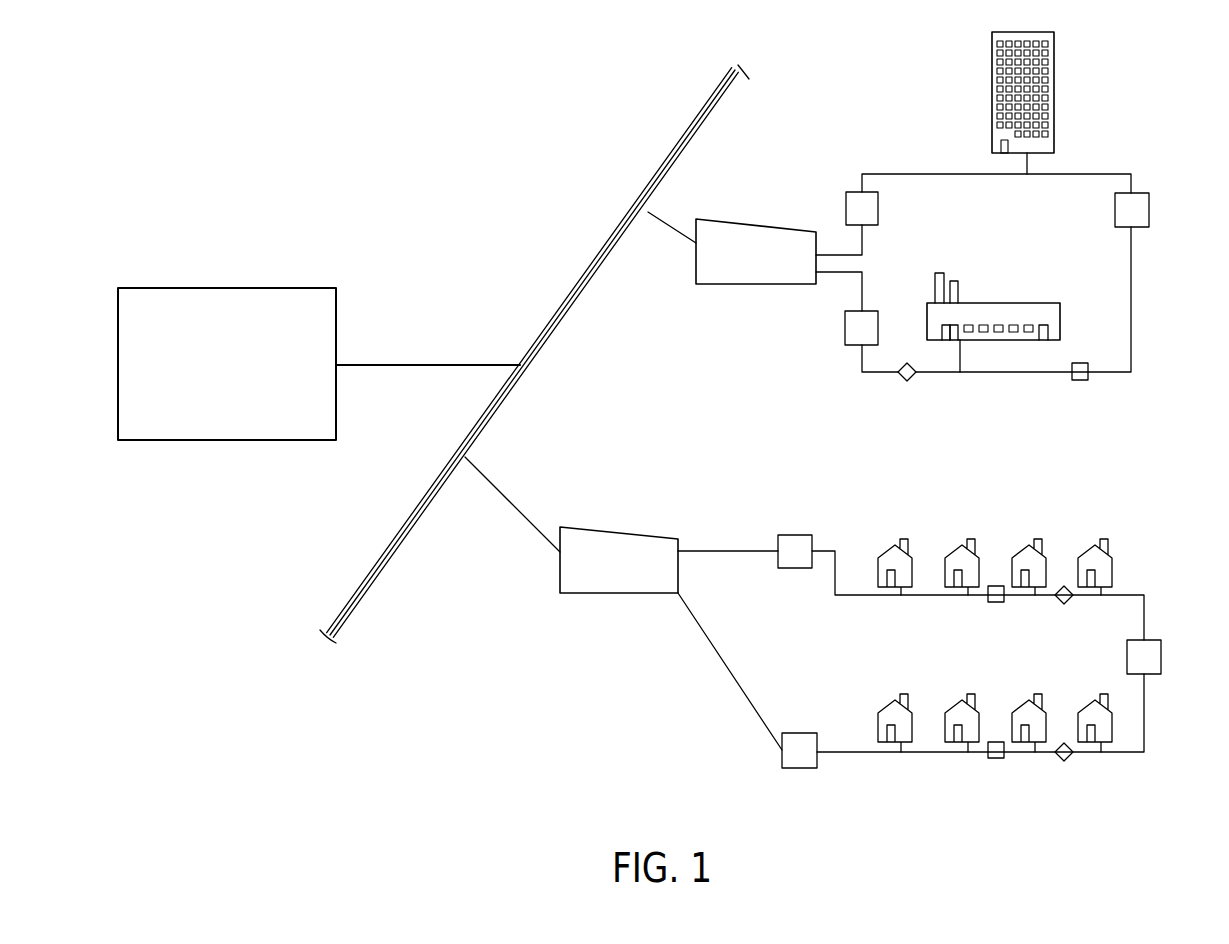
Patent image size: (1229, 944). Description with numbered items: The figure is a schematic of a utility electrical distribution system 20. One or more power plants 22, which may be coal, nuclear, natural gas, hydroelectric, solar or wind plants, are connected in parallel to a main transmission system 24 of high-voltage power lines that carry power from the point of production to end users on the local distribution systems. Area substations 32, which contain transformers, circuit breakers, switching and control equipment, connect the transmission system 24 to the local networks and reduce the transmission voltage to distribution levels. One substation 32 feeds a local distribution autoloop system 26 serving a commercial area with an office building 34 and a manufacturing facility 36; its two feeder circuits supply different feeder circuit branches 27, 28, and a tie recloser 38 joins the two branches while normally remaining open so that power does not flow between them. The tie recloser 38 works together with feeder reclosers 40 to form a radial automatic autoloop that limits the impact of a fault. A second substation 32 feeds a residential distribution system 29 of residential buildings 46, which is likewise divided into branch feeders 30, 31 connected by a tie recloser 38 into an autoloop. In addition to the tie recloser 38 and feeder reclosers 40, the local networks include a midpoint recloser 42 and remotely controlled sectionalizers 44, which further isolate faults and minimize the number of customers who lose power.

The utility electrical distribution system 20 is at (509, 106).
The power plant 22 is at (268, 288).
The main transmission system 24 is at (582, 284).
The local distribution autoloop system 26 is at (897, 117).
The feeder circuit branch 27 is at (945, 188).
The feeder circuit branch 28 is at (1114, 398).
The residential distribution system 29 is at (868, 507).
The branch feeder 30 is at (877, 623).
The branch feeder 31 is at (723, 774).
The area substation 32 is at (727, 220).
The office building 34 is at (1056, 132).
The manufacturing facility 36 is at (1031, 303).
The tie recloser 38 is at (1150, 207).
The feeder recloser 40 is at (846, 208).
The midpoint recloser 42 is at (1078, 380).
The remotely controlled sectionalizer 44 is at (905, 382).
The residential building 46 is at (1037, 539).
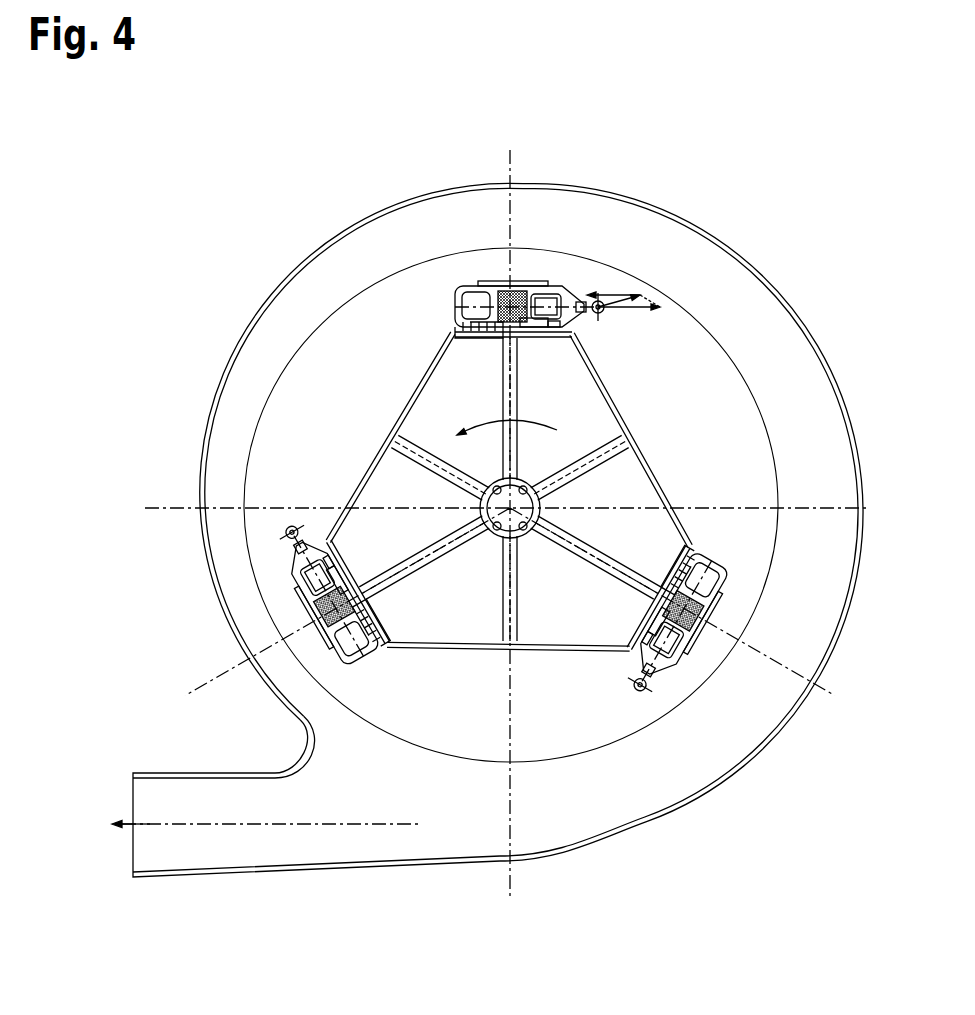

**Task description**
Put every line of the items above into a numbered list, leaving out blank lines and the pictures.

**Complete output**
1. Patent image size: (1229, 944). Description with numbered items: The figure is a schematic of a utility electrical distribution system 20. One or more power plants 22, which may be coal, nuclear, natural gas, hydroelectric, solar or wind plants, are connected in parallel to a main transmission system 24 of high-voltage power lines that carry power from the point of production to end users on the local distribution systems. Area substations 32, which contain transformers, circuit breakers, switching and control equipment, connect the transmission system 24 to the local networks and reduce the transmission voltage to distribution levels. One substation 32 feeds a local distribution autoloop system 26 serving a commercial area with an office building 34 and a manufacturing facility 36; its two feeder circuits supply different feeder circuit branches 27, 28, and a tie recloser 38 joins the two branches while normally remaining open so that power does not flow between them. The tie recloser 38 works together with feeder reclosers 40 to form a radial automatic autoloop that limits the impact of a fault. A second substation 32 feeds a residential distribution system 29 of residential buildings 46, which is likewise divided into branch feeders 30, 31 connected by a tie recloser 38 into an autoloop. In addition to the tie recloser 38 and feeder reclosers 40, the local networks include a midpoint recloser 42 and remotely controlled sectionalizers 44, which further isolate faults and minimize the number of customers who lose power.
2. The utility electrical distribution system 20 is at (509, 106).
3. The power plant 22 is at (268, 288).
4. The main transmission system 24 is at (582, 284).
5. The local distribution autoloop system 26 is at (897, 117).
6. The feeder circuit branch 27 is at (945, 188).
7. The feeder circuit branch 28 is at (1114, 398).
8. The residential distribution system 29 is at (868, 507).
9. The branch feeder 30 is at (877, 623).
10. The branch feeder 31 is at (723, 774).
11. The area substation 32 is at (727, 220).
12. The office building 34 is at (1056, 132).
13. The manufacturing facility 36 is at (1031, 303).
14. The tie recloser 38 is at (1150, 207).
15. The feeder recloser 40 is at (846, 208).
16. The midpoint recloser 42 is at (1078, 380).
17. The remotely controlled sectionalizer 44 is at (905, 382).
18. The residential building 46 is at (1037, 539).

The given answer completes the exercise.